**PROBLEM DETAILS:**
Within the listing below, locate all lines containing the word "Réglages". Copy each one.

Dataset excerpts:
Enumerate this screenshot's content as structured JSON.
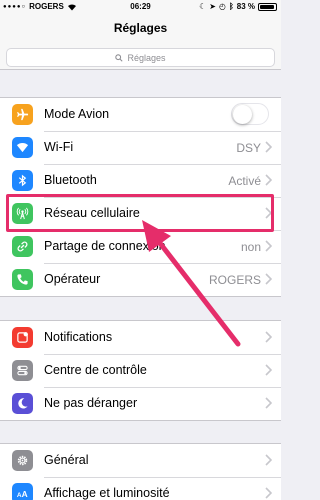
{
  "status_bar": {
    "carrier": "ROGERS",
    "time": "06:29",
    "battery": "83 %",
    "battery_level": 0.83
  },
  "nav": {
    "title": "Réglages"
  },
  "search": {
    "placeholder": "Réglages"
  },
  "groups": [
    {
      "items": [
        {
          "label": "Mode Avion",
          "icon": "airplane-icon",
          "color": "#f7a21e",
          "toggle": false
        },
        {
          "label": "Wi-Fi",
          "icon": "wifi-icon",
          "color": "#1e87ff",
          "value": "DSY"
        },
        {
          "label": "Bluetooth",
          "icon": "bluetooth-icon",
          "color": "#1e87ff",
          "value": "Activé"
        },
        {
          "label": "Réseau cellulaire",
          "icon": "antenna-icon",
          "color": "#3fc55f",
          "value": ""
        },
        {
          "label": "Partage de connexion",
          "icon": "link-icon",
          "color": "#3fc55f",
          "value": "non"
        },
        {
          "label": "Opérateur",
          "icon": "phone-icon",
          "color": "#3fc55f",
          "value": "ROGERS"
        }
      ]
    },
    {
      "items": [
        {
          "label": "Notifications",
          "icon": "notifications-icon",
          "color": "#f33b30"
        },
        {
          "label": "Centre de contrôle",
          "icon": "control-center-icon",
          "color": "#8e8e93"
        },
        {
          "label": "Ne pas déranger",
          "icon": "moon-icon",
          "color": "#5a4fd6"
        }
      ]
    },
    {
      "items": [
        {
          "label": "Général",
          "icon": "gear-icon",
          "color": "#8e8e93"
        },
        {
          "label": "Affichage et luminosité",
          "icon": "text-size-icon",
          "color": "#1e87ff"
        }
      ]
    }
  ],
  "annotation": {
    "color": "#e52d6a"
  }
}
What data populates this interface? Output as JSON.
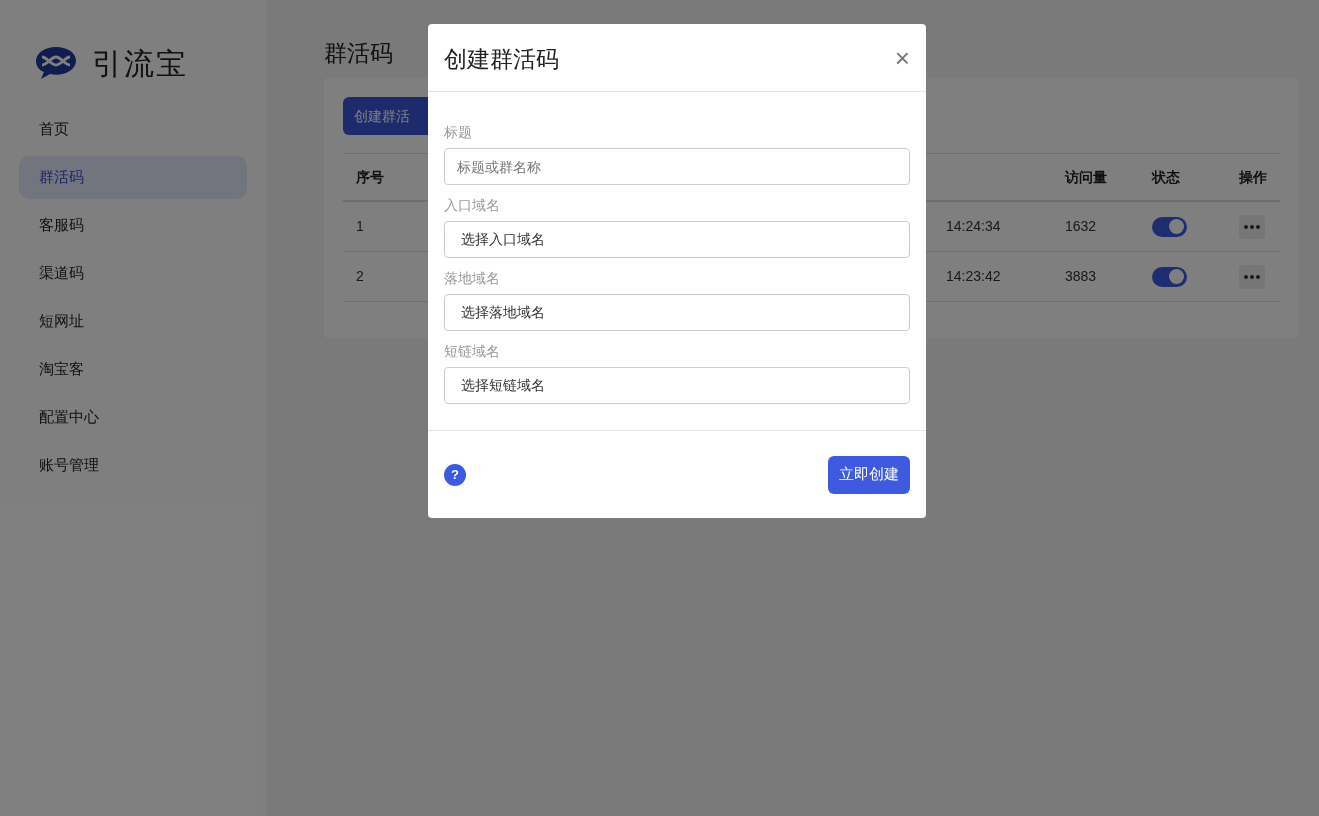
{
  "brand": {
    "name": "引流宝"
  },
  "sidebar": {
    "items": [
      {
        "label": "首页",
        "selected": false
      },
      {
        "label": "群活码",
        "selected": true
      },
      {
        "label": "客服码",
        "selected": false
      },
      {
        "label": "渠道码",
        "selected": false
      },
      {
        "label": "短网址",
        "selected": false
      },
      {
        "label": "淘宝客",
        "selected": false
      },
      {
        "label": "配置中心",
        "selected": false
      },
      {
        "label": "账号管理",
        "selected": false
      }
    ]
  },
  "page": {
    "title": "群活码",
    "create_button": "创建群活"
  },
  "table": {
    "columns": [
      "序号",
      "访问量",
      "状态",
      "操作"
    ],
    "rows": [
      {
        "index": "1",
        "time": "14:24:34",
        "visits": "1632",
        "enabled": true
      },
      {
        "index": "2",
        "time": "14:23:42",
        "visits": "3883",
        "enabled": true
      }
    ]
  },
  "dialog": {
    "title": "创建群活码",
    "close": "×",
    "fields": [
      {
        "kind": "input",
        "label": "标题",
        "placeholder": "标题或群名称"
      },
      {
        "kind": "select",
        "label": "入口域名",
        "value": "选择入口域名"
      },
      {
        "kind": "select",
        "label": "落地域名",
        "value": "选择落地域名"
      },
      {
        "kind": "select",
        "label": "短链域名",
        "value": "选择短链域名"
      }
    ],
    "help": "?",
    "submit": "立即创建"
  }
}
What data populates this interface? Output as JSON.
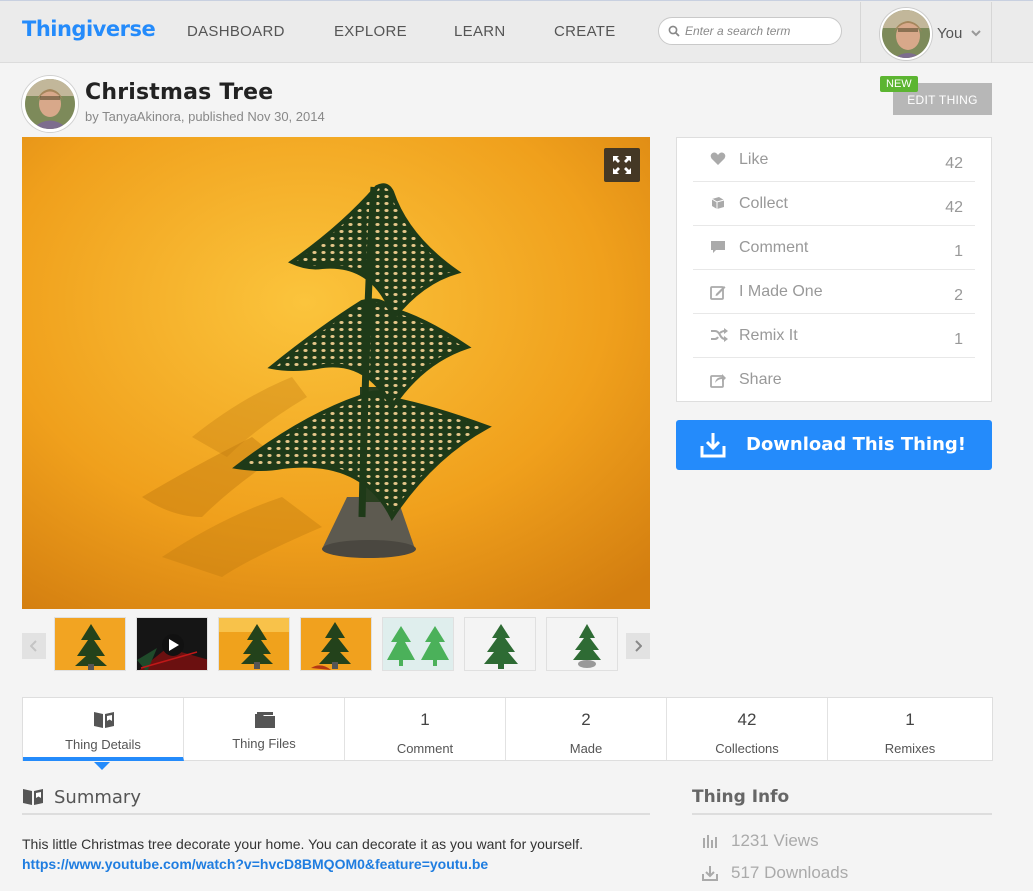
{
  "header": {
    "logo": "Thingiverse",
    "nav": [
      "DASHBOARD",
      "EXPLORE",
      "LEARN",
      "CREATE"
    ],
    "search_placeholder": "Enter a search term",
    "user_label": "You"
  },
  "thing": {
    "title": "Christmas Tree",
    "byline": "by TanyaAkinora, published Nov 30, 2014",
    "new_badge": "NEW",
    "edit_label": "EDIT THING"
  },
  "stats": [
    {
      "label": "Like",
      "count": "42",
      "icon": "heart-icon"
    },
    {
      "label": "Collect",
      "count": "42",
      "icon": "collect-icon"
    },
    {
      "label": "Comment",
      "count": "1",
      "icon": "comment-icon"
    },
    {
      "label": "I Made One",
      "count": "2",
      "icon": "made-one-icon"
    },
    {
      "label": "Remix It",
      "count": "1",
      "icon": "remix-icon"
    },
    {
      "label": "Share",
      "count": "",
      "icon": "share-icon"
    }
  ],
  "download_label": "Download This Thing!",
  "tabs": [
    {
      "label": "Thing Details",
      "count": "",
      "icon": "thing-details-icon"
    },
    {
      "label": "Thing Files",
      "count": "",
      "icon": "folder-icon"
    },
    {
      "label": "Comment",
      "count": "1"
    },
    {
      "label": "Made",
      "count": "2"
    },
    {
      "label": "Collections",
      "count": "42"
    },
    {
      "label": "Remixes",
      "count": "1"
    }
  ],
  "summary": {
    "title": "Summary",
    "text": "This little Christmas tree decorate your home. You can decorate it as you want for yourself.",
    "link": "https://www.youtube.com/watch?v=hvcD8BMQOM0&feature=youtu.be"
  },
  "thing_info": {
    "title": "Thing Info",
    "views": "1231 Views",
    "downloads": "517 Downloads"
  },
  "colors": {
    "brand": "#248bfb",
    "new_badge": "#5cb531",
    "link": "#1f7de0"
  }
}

**RESULT OF THE EXERCISE:**
    "title": "Réglages"
    "placeholder": "Réglages"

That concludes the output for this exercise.